Figure contents as structured data ::
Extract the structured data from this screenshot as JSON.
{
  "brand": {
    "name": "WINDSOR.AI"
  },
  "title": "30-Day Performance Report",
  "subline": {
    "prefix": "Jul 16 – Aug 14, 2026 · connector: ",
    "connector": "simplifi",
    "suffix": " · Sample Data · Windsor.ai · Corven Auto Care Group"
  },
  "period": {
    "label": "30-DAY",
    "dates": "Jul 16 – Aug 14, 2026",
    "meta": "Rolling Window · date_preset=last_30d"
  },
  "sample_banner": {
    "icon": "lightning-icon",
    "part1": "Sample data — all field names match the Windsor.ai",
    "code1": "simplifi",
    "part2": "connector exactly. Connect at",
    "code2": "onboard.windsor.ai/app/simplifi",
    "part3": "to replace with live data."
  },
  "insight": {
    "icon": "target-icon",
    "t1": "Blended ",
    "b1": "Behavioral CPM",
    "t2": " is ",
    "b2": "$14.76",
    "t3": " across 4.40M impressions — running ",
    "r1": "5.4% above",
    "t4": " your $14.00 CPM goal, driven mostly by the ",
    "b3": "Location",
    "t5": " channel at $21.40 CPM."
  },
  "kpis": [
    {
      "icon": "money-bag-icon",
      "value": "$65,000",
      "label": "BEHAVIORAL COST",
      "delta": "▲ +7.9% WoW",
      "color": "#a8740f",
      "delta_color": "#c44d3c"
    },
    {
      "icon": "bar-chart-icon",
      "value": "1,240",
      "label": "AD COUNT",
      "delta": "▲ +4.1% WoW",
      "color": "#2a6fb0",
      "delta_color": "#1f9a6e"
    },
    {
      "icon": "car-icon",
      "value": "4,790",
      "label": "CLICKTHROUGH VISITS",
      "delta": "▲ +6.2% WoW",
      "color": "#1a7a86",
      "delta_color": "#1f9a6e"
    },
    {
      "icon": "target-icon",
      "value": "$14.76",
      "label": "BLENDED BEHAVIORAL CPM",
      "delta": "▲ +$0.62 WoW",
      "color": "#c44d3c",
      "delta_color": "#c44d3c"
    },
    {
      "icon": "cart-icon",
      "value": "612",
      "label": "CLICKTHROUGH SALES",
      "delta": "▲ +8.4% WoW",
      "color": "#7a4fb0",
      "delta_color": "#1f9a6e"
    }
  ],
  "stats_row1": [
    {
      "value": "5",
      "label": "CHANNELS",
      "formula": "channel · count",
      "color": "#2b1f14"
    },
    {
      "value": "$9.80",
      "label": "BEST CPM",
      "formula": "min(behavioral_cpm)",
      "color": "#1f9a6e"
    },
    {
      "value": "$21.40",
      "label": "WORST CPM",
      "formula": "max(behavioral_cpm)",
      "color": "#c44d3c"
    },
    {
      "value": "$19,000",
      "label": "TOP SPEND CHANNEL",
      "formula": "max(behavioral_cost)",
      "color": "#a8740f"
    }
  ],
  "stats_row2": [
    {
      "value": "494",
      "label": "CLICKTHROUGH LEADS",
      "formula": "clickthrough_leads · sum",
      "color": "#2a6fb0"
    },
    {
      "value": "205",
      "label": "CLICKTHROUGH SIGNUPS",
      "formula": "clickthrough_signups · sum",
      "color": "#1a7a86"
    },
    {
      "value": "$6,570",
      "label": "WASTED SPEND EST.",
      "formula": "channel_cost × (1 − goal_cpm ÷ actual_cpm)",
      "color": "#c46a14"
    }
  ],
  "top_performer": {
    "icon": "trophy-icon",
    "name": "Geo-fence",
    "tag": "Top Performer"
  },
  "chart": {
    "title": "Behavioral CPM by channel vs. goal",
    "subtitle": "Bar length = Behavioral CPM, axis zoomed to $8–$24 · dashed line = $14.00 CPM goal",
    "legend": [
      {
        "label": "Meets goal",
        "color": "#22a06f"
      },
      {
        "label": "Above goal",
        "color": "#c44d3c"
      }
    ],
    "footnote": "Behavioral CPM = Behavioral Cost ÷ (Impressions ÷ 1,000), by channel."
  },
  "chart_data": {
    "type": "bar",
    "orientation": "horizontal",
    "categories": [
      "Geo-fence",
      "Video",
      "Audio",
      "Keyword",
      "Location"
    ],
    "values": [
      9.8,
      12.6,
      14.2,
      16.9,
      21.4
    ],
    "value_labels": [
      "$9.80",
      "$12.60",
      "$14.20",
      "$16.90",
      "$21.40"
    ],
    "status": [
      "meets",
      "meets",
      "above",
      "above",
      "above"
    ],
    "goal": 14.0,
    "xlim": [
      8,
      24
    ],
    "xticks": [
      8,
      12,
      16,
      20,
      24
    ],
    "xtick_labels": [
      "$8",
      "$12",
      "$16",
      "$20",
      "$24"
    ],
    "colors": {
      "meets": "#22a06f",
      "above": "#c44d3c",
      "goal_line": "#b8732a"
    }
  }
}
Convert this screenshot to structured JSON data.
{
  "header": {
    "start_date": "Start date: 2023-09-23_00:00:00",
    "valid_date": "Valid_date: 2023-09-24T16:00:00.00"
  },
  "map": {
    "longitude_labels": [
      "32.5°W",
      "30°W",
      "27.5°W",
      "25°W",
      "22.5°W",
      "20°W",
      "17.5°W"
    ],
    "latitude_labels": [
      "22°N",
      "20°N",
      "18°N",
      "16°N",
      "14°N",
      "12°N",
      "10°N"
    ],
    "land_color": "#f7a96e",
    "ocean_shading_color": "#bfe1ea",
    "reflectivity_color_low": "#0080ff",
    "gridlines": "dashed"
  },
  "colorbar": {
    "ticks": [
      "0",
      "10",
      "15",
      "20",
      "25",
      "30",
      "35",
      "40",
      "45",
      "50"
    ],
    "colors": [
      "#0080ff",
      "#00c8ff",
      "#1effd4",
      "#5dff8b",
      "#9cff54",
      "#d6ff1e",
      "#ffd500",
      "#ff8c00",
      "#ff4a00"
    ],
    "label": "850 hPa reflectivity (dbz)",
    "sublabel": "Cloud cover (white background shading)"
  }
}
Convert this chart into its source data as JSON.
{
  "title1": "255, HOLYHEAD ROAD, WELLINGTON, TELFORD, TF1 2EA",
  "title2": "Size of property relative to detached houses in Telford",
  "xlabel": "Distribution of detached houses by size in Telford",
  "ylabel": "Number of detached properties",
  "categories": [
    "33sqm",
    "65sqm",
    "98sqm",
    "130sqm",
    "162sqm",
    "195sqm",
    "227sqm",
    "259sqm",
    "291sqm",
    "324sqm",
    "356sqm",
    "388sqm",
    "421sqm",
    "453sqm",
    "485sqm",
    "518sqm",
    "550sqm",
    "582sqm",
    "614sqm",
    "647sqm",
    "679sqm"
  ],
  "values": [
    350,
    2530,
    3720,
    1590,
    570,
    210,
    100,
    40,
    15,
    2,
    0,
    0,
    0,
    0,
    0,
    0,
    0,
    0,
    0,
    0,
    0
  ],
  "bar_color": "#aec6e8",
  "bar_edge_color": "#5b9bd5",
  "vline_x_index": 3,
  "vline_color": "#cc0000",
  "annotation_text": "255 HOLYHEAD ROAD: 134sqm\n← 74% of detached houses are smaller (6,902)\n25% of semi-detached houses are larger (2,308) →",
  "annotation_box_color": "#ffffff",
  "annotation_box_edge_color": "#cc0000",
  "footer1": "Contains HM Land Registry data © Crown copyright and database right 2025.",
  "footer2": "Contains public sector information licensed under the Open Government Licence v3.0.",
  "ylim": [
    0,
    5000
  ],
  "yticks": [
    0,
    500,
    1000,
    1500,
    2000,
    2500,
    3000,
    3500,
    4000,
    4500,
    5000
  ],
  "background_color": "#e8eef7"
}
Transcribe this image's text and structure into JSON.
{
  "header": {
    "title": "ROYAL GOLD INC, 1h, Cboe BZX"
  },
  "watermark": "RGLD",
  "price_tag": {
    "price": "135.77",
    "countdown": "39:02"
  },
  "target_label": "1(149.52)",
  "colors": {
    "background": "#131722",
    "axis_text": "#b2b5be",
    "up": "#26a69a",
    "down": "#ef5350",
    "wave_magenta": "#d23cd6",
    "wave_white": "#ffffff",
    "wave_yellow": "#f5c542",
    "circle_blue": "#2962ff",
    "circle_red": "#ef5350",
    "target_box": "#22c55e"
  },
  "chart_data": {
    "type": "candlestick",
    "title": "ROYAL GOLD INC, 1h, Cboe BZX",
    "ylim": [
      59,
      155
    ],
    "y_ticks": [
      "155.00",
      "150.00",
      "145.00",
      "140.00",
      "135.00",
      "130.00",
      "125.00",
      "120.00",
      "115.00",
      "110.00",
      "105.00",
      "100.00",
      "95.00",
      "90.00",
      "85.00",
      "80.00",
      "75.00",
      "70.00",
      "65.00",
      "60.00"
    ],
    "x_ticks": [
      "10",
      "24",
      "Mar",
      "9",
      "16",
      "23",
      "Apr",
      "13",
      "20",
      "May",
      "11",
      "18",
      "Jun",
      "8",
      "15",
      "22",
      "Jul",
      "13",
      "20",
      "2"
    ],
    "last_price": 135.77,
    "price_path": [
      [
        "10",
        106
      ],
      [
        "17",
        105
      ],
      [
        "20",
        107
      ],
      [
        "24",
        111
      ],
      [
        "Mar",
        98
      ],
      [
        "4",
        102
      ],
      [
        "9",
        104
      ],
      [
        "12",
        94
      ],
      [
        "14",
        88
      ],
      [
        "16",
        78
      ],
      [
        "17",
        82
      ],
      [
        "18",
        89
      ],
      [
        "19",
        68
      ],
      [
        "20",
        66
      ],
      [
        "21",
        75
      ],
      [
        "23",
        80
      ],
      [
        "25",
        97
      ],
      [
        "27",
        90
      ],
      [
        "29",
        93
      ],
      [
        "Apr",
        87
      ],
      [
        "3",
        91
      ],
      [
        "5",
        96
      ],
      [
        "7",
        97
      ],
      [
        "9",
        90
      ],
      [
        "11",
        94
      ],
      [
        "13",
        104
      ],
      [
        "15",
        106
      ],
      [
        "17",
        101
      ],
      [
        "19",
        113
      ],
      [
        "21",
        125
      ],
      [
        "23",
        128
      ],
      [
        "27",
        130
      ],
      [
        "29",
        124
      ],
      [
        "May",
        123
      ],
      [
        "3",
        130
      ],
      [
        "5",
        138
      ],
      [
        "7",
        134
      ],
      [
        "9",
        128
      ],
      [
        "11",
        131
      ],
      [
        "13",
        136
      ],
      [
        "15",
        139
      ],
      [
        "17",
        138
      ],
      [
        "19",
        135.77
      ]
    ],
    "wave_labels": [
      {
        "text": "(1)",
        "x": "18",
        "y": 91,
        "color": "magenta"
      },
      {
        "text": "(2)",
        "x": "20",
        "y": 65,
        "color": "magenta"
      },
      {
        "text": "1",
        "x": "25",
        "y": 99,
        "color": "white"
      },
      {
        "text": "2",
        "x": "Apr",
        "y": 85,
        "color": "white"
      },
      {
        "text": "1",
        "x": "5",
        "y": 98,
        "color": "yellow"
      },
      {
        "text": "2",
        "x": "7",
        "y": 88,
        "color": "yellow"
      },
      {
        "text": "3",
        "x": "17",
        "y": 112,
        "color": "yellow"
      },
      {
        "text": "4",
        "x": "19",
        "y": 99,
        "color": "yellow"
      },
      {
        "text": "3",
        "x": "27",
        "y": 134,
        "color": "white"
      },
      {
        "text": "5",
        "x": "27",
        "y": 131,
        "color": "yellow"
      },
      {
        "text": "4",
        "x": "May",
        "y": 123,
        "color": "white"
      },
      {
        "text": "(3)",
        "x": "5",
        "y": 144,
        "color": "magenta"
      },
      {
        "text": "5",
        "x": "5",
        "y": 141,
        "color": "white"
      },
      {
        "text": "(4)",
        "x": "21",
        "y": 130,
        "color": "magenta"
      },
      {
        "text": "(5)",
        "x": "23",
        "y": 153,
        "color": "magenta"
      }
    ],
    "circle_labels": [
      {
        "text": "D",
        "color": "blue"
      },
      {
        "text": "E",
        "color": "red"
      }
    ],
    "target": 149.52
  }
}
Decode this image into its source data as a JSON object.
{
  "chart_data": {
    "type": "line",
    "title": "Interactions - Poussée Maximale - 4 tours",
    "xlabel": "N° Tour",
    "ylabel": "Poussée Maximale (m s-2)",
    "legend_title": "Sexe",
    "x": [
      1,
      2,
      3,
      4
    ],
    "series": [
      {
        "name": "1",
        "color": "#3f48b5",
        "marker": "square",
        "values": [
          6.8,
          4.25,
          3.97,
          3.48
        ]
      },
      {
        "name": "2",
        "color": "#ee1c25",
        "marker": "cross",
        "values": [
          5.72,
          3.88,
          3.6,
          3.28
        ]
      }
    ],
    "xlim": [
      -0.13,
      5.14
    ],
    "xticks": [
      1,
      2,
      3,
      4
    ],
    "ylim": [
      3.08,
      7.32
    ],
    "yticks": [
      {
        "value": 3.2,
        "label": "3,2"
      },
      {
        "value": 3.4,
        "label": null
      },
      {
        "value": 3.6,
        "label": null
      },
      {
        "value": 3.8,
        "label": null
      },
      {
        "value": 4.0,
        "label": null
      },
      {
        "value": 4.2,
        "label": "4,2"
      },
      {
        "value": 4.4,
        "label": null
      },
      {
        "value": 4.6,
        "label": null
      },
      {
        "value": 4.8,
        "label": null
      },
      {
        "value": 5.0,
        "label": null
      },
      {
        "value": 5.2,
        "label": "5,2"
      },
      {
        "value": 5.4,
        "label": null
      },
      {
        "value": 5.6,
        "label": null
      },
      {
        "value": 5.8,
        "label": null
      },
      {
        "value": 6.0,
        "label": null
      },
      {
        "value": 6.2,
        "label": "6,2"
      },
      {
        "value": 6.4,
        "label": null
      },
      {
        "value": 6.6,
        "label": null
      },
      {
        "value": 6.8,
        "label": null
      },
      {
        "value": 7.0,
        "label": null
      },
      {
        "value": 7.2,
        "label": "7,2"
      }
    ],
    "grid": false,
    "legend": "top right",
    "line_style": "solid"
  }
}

What you should do :: A line counts if it holds the word "ffffff". Work out how many lines in the listing count, and give only that number.

Solution for this task :: 2